**Short problem**
Locate every line in the material below that has the word "JSON". Copy each of those lines.

** Begin Records supplied **

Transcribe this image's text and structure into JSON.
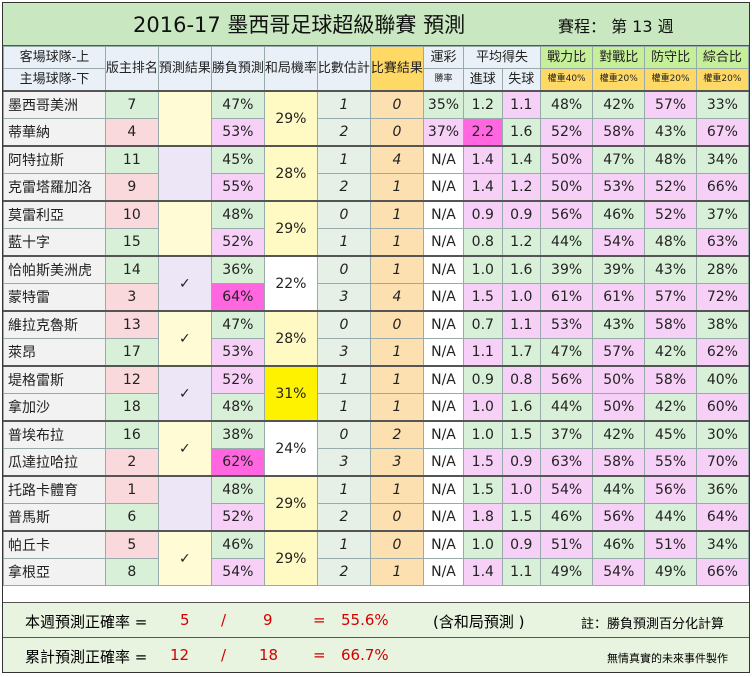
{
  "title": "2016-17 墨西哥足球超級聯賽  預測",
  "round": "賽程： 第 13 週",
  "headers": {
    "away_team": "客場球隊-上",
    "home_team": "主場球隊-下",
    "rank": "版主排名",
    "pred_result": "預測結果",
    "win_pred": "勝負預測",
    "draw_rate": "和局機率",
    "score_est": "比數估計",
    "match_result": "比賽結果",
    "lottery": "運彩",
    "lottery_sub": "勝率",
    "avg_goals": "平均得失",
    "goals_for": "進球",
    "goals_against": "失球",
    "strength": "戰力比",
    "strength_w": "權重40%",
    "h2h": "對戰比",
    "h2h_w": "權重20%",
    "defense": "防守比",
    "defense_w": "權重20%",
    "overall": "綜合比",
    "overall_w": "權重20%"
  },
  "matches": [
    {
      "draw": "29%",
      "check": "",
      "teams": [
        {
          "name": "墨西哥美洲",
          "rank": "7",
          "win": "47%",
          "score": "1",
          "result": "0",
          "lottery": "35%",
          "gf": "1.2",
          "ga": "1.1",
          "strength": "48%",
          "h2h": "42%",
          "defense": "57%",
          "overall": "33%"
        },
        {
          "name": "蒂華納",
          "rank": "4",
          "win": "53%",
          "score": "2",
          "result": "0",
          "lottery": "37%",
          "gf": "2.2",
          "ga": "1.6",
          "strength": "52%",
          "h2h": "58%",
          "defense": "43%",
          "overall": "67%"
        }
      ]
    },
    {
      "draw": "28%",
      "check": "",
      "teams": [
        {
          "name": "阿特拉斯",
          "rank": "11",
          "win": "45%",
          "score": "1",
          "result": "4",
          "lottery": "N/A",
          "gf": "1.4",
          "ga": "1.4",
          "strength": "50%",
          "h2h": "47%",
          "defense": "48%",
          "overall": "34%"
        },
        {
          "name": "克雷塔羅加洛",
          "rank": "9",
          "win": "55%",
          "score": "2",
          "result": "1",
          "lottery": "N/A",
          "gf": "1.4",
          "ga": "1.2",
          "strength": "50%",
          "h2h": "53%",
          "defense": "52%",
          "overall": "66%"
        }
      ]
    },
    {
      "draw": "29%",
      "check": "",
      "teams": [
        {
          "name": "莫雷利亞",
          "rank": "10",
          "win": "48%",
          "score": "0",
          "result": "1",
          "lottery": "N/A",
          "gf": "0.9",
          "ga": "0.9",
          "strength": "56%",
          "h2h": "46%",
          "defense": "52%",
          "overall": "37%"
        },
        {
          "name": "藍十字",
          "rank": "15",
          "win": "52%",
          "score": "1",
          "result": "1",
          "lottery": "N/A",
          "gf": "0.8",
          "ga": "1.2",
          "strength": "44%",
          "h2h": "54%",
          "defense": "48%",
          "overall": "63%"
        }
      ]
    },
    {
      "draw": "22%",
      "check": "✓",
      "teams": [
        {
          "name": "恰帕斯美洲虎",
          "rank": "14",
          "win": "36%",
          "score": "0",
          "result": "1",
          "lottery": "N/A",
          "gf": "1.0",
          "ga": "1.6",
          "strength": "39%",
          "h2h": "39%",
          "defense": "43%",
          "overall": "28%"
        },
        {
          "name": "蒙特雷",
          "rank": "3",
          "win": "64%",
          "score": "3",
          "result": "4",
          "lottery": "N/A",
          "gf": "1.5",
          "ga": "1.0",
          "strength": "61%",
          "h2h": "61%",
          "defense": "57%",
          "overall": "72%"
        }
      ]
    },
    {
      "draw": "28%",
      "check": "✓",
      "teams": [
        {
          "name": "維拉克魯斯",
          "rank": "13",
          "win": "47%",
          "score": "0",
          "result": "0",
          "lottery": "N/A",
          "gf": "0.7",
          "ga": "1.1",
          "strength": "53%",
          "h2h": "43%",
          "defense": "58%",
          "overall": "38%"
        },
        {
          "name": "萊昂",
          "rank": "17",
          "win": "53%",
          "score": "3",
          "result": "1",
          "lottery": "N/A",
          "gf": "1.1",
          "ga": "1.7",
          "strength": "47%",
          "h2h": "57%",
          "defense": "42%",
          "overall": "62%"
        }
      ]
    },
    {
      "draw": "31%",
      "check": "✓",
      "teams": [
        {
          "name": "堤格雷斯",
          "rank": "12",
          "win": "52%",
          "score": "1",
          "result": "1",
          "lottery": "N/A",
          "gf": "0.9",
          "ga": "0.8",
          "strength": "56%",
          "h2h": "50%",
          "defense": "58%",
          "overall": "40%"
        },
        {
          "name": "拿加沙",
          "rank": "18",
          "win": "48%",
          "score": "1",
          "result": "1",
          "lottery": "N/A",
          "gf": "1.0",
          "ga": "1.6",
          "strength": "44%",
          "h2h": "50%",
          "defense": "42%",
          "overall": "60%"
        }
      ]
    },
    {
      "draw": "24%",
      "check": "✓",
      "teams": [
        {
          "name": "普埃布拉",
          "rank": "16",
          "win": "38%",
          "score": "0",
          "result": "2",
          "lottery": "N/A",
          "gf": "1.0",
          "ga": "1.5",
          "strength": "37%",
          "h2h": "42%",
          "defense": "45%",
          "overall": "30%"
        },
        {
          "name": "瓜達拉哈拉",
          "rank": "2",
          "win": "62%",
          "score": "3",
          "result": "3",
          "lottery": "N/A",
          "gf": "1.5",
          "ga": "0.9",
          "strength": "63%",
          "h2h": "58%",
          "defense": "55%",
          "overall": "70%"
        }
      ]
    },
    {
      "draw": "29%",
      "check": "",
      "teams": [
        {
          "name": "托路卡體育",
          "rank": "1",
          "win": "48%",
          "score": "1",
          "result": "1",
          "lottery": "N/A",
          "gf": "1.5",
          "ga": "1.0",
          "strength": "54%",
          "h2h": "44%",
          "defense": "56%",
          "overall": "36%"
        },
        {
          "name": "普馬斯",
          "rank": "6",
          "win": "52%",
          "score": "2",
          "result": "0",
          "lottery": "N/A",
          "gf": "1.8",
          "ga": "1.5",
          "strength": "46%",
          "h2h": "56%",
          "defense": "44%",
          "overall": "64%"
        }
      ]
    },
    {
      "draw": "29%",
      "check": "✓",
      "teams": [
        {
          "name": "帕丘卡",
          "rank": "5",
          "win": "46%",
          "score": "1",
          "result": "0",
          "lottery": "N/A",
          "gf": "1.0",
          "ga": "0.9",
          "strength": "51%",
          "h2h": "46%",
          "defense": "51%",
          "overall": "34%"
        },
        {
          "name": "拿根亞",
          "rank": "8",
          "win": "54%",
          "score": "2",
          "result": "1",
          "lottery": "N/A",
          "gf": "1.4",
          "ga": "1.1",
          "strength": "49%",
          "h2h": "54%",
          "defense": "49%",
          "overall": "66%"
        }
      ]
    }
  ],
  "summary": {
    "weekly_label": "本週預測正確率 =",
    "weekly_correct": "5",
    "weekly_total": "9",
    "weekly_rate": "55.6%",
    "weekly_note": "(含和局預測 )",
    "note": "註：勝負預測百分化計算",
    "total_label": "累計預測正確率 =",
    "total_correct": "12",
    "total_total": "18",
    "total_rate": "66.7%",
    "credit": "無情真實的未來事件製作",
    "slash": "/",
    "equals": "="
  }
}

** End Records supplied **
** Begin Records supplied **

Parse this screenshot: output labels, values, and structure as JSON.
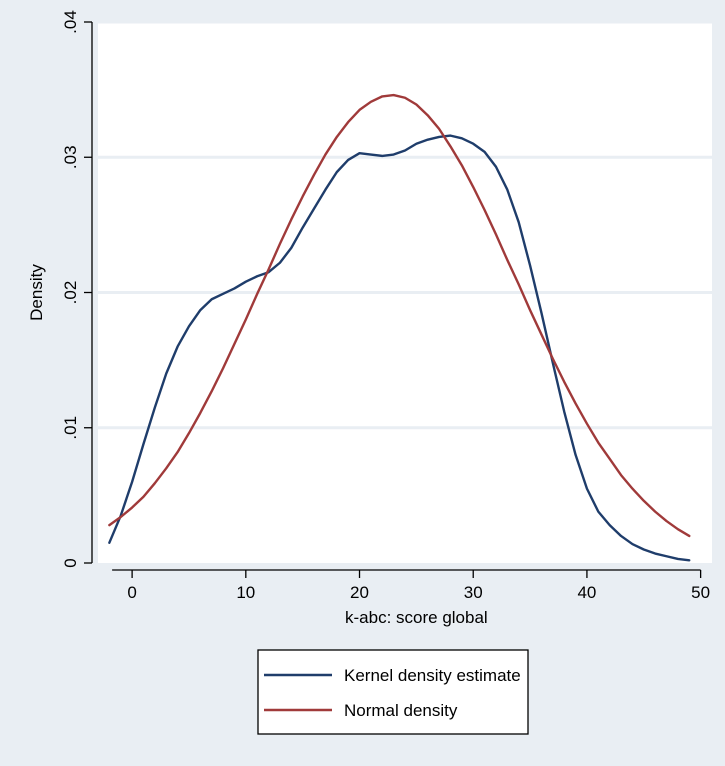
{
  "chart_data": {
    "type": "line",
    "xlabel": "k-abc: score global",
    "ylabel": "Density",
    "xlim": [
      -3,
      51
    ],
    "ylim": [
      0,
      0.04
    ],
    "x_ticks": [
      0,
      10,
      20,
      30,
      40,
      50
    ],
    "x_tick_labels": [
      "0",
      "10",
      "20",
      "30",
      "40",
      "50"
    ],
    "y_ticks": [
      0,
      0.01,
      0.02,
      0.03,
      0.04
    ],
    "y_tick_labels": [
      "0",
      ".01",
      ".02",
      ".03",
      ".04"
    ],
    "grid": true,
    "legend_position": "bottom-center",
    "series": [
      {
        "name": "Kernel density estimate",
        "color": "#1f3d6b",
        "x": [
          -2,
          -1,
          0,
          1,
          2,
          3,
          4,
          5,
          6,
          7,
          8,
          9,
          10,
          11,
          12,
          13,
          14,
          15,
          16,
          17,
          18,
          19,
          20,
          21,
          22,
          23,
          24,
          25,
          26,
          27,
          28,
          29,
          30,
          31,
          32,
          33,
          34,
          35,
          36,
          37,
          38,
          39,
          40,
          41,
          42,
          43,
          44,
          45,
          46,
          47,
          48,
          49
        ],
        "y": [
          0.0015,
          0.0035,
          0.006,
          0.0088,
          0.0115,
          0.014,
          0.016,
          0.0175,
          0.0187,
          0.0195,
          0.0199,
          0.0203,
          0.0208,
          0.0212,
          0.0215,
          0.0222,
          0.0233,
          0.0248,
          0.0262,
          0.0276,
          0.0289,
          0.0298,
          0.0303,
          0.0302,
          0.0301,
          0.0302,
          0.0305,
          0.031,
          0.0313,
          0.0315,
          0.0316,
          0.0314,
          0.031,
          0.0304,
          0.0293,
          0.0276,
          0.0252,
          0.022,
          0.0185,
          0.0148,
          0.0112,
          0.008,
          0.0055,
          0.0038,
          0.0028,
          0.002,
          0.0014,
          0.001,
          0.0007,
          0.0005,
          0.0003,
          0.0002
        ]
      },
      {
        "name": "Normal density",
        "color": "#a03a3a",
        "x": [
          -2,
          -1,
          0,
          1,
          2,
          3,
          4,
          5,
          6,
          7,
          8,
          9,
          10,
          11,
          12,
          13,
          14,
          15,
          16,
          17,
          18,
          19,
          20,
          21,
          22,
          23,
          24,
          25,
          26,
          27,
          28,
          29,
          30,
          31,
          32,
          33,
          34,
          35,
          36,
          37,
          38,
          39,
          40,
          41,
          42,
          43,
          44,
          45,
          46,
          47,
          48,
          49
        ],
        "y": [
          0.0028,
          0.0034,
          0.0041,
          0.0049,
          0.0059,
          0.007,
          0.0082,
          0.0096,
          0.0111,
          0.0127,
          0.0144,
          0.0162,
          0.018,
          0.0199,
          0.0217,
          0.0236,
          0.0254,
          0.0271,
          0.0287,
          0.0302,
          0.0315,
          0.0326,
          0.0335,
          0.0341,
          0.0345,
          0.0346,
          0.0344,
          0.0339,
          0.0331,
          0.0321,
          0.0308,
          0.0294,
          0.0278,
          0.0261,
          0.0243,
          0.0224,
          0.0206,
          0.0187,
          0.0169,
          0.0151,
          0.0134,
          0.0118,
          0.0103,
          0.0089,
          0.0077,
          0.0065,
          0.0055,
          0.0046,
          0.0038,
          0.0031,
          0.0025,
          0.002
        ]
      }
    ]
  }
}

** End Records supplied **

**Solution for this task**
Transcribe this image's text and structure into JSON.
Parse this screenshot: output labels, values, and structure as JSON.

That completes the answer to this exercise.